• _WRITTEN PROBLEM_: Locate the string "name" throughout the material and copy every line in which it occurs.
····················
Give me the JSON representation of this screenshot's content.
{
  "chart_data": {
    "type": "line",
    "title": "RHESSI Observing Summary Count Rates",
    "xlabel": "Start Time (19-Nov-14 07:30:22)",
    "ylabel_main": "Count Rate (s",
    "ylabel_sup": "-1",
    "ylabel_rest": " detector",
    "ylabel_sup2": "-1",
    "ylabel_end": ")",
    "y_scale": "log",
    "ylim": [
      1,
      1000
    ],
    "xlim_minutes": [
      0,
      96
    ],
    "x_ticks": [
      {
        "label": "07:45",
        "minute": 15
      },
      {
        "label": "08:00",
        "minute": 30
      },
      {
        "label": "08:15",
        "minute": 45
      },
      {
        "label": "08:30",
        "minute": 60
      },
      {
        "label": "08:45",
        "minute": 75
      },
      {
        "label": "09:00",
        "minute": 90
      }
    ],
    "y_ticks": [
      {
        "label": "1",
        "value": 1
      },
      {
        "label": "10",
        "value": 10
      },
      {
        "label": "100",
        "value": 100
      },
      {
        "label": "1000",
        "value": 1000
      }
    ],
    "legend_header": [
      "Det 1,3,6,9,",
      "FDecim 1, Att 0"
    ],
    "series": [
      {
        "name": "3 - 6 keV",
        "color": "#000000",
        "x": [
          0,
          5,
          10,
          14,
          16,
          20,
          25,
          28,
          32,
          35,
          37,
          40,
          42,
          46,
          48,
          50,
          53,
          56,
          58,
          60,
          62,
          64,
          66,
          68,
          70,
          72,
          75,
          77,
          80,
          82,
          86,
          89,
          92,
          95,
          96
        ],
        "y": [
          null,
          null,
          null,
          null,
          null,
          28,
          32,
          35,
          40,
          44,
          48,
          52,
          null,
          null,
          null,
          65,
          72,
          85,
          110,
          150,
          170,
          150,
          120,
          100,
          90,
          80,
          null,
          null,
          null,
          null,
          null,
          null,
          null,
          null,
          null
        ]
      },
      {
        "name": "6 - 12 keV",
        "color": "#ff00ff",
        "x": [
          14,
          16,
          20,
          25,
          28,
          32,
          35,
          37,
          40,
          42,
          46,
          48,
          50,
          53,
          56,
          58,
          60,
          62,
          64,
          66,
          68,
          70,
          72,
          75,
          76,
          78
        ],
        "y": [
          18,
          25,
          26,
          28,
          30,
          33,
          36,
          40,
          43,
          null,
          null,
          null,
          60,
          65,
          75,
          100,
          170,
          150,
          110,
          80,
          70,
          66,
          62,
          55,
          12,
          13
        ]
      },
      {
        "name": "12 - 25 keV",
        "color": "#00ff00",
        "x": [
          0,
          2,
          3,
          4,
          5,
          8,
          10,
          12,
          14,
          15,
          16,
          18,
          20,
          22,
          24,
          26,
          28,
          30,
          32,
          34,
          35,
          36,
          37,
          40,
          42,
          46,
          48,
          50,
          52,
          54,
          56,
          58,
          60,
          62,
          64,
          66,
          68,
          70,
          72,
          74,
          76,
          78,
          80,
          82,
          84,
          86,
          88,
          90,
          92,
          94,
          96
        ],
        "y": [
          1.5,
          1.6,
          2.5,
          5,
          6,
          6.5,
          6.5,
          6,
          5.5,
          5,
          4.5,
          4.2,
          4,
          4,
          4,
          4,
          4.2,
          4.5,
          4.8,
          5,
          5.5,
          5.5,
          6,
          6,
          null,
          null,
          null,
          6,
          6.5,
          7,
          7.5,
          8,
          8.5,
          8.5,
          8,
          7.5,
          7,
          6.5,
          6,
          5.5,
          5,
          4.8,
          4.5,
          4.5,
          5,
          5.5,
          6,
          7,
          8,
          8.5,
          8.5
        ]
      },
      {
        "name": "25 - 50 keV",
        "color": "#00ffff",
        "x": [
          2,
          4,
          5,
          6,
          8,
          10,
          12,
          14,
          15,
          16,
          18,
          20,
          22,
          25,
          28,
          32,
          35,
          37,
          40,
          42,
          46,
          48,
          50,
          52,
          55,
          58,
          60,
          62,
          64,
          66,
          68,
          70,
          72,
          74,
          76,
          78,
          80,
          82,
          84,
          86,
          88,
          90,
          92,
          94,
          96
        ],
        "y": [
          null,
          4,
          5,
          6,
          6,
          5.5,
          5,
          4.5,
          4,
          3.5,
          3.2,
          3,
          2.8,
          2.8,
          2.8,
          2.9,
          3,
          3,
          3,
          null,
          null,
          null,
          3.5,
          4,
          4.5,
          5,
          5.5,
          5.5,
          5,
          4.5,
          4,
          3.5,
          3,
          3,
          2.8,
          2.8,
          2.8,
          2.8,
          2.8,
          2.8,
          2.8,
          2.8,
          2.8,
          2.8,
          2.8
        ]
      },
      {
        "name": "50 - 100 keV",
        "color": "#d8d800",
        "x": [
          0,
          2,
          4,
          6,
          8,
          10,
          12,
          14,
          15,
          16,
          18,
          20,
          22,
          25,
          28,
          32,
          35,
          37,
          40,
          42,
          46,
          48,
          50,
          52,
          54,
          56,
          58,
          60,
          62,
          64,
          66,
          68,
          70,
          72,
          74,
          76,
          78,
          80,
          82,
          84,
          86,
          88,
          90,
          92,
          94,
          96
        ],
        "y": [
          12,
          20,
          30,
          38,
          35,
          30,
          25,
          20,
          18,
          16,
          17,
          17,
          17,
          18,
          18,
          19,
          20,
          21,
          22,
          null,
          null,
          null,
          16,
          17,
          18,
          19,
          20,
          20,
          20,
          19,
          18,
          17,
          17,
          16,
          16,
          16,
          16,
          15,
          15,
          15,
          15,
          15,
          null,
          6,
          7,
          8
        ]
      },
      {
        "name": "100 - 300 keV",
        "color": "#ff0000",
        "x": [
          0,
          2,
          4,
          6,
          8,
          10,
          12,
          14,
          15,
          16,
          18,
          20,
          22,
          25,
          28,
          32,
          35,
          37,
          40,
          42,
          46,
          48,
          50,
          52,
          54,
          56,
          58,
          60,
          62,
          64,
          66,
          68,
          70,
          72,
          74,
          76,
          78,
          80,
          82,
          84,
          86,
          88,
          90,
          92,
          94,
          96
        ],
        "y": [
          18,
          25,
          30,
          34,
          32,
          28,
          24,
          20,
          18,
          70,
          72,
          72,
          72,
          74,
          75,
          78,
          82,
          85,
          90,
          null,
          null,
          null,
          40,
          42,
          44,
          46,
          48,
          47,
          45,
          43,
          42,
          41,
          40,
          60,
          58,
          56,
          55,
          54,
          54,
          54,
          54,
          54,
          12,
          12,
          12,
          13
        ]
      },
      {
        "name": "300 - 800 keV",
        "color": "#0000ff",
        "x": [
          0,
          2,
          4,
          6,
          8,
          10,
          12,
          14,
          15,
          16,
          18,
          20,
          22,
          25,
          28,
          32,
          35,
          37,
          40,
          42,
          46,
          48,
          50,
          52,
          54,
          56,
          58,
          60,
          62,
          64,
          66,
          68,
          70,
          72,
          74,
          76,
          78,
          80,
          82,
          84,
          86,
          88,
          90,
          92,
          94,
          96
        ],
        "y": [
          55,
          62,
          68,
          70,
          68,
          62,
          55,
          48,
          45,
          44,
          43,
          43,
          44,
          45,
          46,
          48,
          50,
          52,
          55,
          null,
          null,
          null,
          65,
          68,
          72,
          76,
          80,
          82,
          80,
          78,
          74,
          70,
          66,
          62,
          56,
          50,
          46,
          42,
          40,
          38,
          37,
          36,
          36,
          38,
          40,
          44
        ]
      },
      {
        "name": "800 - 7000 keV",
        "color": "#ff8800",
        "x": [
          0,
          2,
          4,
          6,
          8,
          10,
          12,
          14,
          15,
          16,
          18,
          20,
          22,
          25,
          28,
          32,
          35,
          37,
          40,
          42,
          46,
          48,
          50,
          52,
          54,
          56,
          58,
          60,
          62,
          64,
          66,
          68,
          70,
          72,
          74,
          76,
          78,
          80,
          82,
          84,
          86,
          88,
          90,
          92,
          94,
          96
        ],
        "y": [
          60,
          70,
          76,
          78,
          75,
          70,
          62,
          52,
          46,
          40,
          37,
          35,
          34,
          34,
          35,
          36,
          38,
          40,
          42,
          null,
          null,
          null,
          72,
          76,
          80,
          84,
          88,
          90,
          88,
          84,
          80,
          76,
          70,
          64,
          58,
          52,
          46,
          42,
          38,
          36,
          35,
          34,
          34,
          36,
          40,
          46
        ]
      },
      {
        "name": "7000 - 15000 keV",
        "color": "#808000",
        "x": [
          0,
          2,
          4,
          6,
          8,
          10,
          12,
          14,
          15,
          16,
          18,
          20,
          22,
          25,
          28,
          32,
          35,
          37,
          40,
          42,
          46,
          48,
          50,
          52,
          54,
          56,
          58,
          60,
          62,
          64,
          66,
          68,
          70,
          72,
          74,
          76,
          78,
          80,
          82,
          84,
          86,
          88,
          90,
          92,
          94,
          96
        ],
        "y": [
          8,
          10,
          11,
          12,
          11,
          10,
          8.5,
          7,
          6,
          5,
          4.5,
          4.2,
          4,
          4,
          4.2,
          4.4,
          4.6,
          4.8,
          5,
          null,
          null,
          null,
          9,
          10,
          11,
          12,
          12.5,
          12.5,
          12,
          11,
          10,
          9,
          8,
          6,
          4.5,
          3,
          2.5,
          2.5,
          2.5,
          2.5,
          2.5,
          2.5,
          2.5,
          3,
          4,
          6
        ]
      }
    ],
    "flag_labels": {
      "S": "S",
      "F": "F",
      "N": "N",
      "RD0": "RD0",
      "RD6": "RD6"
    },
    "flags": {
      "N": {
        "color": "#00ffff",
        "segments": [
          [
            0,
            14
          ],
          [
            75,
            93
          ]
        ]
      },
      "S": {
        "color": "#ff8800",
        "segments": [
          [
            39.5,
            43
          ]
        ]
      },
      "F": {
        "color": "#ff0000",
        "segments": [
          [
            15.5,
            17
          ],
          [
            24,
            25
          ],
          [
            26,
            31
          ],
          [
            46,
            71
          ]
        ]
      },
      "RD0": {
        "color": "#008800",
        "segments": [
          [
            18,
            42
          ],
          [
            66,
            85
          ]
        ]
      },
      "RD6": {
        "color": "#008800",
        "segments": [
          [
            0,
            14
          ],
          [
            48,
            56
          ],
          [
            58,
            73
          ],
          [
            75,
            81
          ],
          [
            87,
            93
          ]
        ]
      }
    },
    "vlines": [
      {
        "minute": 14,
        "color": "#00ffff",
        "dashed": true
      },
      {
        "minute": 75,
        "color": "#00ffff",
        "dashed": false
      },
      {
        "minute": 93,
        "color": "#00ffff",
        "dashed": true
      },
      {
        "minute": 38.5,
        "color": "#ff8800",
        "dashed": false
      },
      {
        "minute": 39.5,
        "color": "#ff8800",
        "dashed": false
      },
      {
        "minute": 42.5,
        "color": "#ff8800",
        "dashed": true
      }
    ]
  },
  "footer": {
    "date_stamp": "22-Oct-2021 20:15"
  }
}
····················
• _FINISHED EXERCISE_:
        "name": "3 - 6 keV",
        "name": "6 - 12 keV",
        "name": "12 - 25 keV",
        "name": "25 - 50 keV",
        "name": "50 - 100 keV",
        "name": "100 - 300 keV",
        "name": "300 - 800 keV",
        "name": "800 - 7000 keV",
        "name": "7000 - 15000 keV",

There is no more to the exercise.